Input material:

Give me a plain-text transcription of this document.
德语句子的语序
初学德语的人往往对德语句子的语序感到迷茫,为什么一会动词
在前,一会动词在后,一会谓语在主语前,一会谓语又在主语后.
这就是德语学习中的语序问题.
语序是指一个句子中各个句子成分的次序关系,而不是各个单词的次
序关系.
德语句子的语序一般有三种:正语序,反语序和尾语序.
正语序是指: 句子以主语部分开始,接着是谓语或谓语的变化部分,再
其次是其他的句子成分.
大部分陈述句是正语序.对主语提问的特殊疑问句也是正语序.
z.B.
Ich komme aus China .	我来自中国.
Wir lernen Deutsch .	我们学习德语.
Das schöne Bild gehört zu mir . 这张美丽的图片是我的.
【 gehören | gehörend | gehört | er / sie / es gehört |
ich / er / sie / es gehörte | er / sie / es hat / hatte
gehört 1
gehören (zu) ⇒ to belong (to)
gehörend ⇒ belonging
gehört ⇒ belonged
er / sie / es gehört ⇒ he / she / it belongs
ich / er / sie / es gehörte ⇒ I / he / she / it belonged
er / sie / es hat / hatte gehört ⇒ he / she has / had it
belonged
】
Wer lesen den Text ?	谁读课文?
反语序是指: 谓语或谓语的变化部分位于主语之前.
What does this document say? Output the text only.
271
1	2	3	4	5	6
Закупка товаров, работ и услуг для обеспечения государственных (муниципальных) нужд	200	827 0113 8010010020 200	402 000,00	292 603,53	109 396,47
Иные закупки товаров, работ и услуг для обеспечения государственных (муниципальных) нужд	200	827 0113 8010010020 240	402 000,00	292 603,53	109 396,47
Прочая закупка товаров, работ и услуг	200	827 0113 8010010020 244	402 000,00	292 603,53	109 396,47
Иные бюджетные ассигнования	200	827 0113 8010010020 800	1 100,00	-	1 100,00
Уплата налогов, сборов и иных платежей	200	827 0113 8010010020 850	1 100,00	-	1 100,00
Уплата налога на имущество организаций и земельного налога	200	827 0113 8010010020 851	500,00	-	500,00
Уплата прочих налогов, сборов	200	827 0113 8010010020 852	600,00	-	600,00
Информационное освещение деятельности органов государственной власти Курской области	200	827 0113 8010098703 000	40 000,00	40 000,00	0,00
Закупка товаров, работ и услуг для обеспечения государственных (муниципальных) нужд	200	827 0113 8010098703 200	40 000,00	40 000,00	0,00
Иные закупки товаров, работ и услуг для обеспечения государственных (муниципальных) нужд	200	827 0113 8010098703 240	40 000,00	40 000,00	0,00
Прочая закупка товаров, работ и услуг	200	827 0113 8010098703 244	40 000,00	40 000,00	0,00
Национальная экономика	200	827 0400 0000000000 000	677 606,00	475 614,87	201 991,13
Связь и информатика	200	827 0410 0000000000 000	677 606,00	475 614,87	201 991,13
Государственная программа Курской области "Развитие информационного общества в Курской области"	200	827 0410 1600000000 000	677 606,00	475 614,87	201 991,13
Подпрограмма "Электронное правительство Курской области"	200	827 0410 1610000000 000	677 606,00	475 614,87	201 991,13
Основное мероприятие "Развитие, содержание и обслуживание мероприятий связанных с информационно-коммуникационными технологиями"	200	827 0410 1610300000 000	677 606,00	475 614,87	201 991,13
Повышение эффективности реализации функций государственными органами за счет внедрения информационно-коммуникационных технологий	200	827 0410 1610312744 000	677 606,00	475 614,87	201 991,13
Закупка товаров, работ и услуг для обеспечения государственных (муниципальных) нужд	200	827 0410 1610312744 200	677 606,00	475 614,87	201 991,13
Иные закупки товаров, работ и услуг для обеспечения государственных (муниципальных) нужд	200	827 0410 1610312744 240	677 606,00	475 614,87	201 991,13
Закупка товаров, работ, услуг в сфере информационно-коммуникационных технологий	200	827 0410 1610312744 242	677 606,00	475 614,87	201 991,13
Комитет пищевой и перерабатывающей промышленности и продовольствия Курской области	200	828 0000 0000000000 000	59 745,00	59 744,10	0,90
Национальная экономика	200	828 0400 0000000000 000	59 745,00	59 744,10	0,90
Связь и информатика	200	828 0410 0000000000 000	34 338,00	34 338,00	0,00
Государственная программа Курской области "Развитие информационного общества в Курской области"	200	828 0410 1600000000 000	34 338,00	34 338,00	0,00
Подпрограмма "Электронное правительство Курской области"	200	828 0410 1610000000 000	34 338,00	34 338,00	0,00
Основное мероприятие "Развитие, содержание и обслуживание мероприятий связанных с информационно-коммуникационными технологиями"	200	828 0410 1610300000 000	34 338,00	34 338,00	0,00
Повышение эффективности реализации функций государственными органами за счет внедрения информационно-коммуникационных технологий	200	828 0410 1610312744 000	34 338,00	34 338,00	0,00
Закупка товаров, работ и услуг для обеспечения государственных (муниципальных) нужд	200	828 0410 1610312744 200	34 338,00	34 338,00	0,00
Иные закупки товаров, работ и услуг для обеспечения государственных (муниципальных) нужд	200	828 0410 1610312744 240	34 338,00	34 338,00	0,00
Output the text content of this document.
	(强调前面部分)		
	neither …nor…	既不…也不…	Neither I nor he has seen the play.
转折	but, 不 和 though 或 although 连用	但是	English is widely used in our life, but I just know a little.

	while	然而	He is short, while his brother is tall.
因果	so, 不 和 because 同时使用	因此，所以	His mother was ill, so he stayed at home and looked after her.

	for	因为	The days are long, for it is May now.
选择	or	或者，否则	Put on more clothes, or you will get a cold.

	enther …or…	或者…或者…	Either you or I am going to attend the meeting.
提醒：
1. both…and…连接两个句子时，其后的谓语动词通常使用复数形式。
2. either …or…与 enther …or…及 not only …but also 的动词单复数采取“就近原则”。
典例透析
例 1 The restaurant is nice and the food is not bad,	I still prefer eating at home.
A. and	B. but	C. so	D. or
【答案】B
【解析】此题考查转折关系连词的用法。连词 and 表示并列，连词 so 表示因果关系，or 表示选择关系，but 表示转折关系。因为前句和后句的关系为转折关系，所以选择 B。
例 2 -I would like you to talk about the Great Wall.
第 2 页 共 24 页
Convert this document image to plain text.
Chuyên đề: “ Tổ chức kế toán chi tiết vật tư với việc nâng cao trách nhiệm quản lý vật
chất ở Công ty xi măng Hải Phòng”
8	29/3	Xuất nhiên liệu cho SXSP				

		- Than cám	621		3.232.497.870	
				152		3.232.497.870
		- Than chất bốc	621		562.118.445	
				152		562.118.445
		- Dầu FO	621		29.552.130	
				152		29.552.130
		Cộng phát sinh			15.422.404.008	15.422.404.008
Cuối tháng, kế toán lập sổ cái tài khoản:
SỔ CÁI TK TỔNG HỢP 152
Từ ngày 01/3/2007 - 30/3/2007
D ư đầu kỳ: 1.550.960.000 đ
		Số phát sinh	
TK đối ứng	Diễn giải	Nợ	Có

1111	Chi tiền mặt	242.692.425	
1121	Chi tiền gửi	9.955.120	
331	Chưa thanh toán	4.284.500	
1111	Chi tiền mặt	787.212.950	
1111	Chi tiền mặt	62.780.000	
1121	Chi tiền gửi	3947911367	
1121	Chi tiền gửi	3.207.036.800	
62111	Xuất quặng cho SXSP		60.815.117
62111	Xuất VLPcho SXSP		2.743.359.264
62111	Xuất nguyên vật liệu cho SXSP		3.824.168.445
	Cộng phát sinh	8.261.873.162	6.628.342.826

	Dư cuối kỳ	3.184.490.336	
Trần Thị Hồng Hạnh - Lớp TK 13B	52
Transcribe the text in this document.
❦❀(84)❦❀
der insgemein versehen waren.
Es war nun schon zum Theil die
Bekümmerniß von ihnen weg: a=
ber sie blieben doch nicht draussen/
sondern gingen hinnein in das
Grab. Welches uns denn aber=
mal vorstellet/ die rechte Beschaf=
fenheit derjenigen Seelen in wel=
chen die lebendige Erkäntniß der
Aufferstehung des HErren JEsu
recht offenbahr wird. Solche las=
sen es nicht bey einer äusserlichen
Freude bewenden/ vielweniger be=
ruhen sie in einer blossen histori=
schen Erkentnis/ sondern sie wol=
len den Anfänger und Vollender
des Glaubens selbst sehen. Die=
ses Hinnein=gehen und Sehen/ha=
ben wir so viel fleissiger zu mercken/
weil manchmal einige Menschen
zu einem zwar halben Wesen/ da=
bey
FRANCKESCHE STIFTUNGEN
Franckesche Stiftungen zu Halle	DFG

Description of the task: Extract all lines containing the word "области".

Correct output:
Информационное освещение деятельности органов государственной власти Курской области	200	827 0113 8010098703 000	40 000,00	40 000,00	0,00
Государственная программа Курской области "Развитие информационного общества в Курской области"	200	827 0410 1600000000 000	677 606,00	475 614,87	201 991,13
Подпрограмма "Электронное правительство Курской области"	200	827 0410 1610000000 000	677 606,00	475 614,87	201 991,13
Комитет пищевой и перерабатывающей промышленности и продовольствия Курской области	200	828 0000 0000000000 000	59 745,00	59 744,10	0,90
Государственная программа Курской области "Развитие информационного общества в Курской области"	200	828 0410 1600000000 000	34 338,00	34 338,00	0,00
Подпрограмма "Электронное правительство Курской области"	200	828 0410 1610000000 000	34 338,00	34 338,00	0,00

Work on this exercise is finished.